--- start Material for this task ---

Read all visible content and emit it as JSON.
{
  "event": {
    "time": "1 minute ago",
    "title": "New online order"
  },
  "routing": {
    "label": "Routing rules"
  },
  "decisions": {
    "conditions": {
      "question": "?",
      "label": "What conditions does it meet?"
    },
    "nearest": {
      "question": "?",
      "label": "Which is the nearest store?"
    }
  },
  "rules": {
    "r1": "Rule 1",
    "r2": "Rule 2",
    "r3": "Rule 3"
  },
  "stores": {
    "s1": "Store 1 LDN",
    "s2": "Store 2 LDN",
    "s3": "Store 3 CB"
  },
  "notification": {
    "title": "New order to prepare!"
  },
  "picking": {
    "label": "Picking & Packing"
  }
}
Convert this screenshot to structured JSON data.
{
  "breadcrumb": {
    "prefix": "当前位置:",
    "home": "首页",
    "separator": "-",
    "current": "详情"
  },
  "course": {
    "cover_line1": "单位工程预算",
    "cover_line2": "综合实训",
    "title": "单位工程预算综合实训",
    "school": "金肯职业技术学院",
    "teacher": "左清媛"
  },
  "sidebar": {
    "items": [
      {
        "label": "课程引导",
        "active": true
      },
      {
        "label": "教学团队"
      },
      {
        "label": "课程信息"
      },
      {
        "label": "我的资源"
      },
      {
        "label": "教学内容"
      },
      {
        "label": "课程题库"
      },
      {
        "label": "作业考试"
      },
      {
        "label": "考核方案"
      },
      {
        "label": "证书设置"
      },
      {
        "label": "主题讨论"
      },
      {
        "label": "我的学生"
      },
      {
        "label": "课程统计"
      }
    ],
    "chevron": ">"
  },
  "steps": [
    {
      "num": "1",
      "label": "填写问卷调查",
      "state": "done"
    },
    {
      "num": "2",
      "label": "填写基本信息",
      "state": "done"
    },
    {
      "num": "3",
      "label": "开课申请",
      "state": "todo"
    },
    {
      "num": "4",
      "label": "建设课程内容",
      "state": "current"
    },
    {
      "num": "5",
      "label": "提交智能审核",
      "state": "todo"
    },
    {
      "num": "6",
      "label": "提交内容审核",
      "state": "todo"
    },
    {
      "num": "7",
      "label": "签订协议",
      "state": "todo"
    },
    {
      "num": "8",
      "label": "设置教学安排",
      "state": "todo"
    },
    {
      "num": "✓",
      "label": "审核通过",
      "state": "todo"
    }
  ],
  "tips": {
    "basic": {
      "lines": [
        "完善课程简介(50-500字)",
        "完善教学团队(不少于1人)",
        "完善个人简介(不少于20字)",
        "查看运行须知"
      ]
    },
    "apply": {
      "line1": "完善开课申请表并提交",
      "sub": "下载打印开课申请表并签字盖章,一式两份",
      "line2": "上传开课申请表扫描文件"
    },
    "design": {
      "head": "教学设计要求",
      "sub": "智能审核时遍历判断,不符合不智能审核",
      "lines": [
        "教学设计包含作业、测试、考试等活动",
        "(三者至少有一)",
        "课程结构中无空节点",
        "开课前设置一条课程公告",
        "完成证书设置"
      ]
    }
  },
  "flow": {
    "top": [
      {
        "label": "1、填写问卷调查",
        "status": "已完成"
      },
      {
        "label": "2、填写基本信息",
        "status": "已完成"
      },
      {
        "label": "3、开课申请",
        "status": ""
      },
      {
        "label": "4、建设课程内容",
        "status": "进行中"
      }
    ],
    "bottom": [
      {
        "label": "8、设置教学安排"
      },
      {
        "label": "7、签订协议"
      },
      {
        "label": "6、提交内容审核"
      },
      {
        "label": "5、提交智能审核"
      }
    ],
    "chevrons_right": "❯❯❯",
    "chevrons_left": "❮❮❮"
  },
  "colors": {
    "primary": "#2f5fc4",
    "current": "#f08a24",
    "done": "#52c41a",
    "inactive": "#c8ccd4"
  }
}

--- end Material for this task ---

Aim of the task
Repeat every entry exactly as written above.

Complete output
Read all visible content and emit it as JSON.
{
  "event": {
    "time": "1 minute ago",
    "title": "New online order"
  },
  "routing": {
    "label": "Routing rules"
  },
  "decisions": {
    "conditions": {
      "question": "?",
      "label": "What conditions does it meet?"
    },
    "nearest": {
      "question": "?",
      "label": "Which is the nearest store?"
    }
  },
  "rules": {
    "r1": "Rule 1",
    "r2": "Rule 2",
    "r3": "Rule 3"
  },
  "stores": {
    "s1": "Store 1 LDN",
    "s2": "Store 2 LDN",
    "s3": "Store 3 CB"
  },
  "notification": {
    "title": "New order to prepare!"
  },
  "picking": {
    "label": "Picking & Packing"
  }
}
Convert this screenshot to structured JSON data.
{
  "breadcrumb": {
    "prefix": "当前位置:",
    "home": "首页",
    "separator": "-",
    "current": "详情"
  },
  "course": {
    "cover_line1": "单位工程预算",
    "cover_line2": "综合实训",
    "title": "单位工程预算综合实训",
    "school": "金肯职业技术学院",
    "teacher": "左清媛"
  },
  "sidebar": {
    "items": [
      {
        "label": "课程引导",
        "active": true
      },
      {
        "label": "教学团队"
      },
      {
        "label": "课程信息"
      },
      {
        "label": "我的资源"
      },
      {
        "label": "教学内容"
      },
      {
        "label": "课程题库"
      },
      {
        "label": "作业考试"
      },
      {
        "label": "考核方案"
      },
      {
        "label": "证书设置"
      },
      {
        "label": "主题讨论"
      },
      {
        "label": "我的学生"
      },
      {
        "label": "课程统计"
      }
    ],
    "chevron": ">"
  },
  "steps": [
    {
      "num": "1",
      "label": "填写问卷调查",
      "state": "done"
    },
    {
      "num": "2",
      "label": "填写基本信息",
      "state": "done"
    },
    {
      "num": "3",
      "label": "开课申请",
      "state": "todo"
    },
    {
      "num": "4",
      "label": "建设课程内容",
      "state": "current"
    },
    {
      "num": "5",
      "label": "提交智能审核",
      "state": "todo"
    },
    {
      "num": "6",
      "label": "提交内容审核",
      "state": "todo"
    },
    {
      "num": "7",
      "label": "签订协议",
      "state": "todo"
    },
    {
      "num": "8",
      "label": "设置教学安排",
      "state": "todo"
    },
    {
      "num": "✓",
      "label": "审核通过",
      "state": "todo"
    }
  ],
  "tips": {
    "basic": {
      "lines": [
        "完善课程简介(50-500字)",
        "完善教学团队(不少于1人)",
        "完善个人简介(不少于20字)",
        "查看运行须知"
      ]
    },
    "apply": {
      "line1": "完善开课申请表并提交",
      "sub": "下载打印开课申请表并签字盖章,一式两份",
      "line2": "上传开课申请表扫描文件"
    },
    "design": {
      "head": "教学设计要求",
      "sub": "智能审核时遍历判断,不符合不智能审核",
      "lines": [
        "教学设计包含作业、测试、考试等活动",
        "(三者至少有一)",
        "课程结构中无空节点",
        "开课前设置一条课程公告",
        "完成证书设置"
      ]
    }
  },
  "flow": {
    "top": [
      {
        "label": "1、填写问卷调查",
        "status": "已完成"
      },
      {
        "label": "2、填写基本信息",
        "status": "已完成"
      },
      {
        "label": "3、开课申请",
        "status": ""
      },
      {
        "label": "4、建设课程内容",
        "status": "进行中"
      }
    ],
    "bottom": [
      {
        "label": "8、设置教学安排"
      },
      {
        "label": "7、签订协议"
      },
      {
        "label": "6、提交内容审核"
      },
      {
        "label": "5、提交智能审核"
      }
    ],
    "chevrons_right": "❯❯❯",
    "chevrons_left": "❮❮❮"
  },
  "colors": {
    "primary": "#2f5fc4",
    "current": "#f08a24",
    "done": "#52c41a",
    "inactive": "#c8ccd4"
  }
}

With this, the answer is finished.